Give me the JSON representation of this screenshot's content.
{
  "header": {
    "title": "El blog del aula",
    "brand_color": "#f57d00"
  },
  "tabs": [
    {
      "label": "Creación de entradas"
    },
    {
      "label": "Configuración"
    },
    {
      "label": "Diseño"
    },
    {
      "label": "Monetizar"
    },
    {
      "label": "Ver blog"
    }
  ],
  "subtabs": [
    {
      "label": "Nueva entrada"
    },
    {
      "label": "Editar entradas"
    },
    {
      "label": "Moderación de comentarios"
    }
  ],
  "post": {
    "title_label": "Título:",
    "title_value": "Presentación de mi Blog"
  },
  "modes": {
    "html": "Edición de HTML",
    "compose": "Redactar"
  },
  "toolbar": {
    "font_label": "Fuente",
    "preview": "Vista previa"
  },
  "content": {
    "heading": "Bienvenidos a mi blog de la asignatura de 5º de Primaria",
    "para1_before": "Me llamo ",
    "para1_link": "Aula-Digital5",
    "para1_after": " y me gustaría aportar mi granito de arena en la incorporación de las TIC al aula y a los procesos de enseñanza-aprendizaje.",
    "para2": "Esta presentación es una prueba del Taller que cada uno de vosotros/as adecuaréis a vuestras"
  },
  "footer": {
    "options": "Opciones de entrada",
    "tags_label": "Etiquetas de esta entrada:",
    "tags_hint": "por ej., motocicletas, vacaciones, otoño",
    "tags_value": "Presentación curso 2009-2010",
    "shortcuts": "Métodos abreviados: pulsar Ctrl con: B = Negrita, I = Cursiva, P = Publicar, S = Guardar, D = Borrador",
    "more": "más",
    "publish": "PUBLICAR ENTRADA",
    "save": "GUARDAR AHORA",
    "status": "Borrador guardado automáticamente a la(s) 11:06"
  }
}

**REQUIREMENTS**: Review the material and copy each line in which the word "content" appears.

**SOLUTION TO THIS EXERCISE**:
Give me the JSON representation of this screenshot's content.
  "content": {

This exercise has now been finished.